Exercise instructions. Identify each line holding the string "season" and copy it.
►
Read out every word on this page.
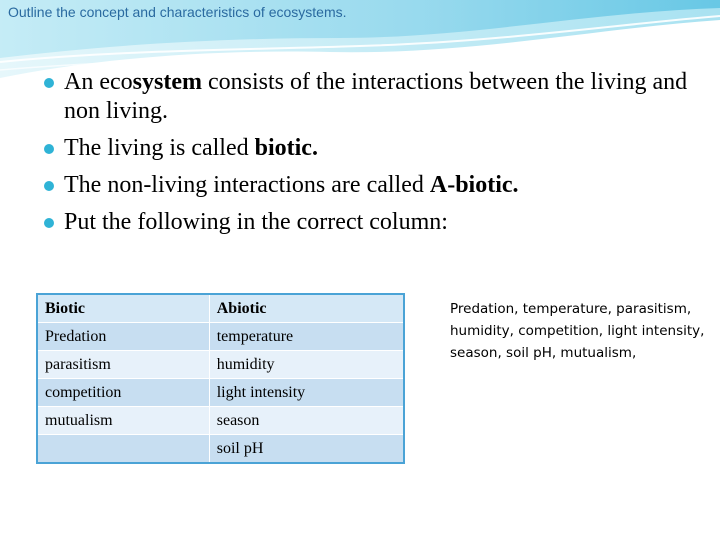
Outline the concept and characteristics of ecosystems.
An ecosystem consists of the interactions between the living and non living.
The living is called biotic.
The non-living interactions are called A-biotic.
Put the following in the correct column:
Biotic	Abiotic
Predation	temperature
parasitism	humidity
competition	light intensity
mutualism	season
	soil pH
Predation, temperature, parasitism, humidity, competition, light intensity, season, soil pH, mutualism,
◄
►
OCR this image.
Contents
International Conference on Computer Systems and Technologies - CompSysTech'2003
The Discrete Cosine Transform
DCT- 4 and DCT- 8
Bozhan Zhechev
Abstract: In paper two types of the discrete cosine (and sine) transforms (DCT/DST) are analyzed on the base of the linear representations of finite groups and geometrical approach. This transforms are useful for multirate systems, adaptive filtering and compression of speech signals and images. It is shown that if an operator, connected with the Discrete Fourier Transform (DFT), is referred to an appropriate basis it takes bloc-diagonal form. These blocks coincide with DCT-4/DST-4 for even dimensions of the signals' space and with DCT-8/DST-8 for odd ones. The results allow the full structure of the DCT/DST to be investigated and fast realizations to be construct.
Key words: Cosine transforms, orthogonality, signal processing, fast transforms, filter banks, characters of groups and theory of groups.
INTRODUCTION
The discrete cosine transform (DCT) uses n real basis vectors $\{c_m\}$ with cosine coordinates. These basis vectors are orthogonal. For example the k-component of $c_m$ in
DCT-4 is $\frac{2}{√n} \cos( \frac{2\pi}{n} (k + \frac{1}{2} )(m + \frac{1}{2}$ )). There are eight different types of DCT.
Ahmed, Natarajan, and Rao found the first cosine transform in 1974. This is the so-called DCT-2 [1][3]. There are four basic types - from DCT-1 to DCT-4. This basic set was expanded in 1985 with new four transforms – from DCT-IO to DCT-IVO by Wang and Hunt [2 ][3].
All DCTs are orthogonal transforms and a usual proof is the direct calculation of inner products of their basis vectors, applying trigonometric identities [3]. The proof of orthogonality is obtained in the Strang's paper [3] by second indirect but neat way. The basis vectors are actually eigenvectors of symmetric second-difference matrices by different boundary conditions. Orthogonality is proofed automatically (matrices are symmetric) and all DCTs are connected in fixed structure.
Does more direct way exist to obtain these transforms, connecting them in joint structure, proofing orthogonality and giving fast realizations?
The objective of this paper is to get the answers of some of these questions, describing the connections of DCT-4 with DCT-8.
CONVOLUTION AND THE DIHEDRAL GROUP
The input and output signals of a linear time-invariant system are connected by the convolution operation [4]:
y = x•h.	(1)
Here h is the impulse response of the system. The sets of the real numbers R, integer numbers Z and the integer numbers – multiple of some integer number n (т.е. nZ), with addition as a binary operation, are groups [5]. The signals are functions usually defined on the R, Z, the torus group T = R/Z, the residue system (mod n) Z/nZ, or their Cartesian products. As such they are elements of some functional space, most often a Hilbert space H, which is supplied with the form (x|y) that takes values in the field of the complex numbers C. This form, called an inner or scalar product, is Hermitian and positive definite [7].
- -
◄
The result.
mutualism	season
Predation, temperature, parasitism, humidity, competition, light intensity, season, soil pH, mutualism,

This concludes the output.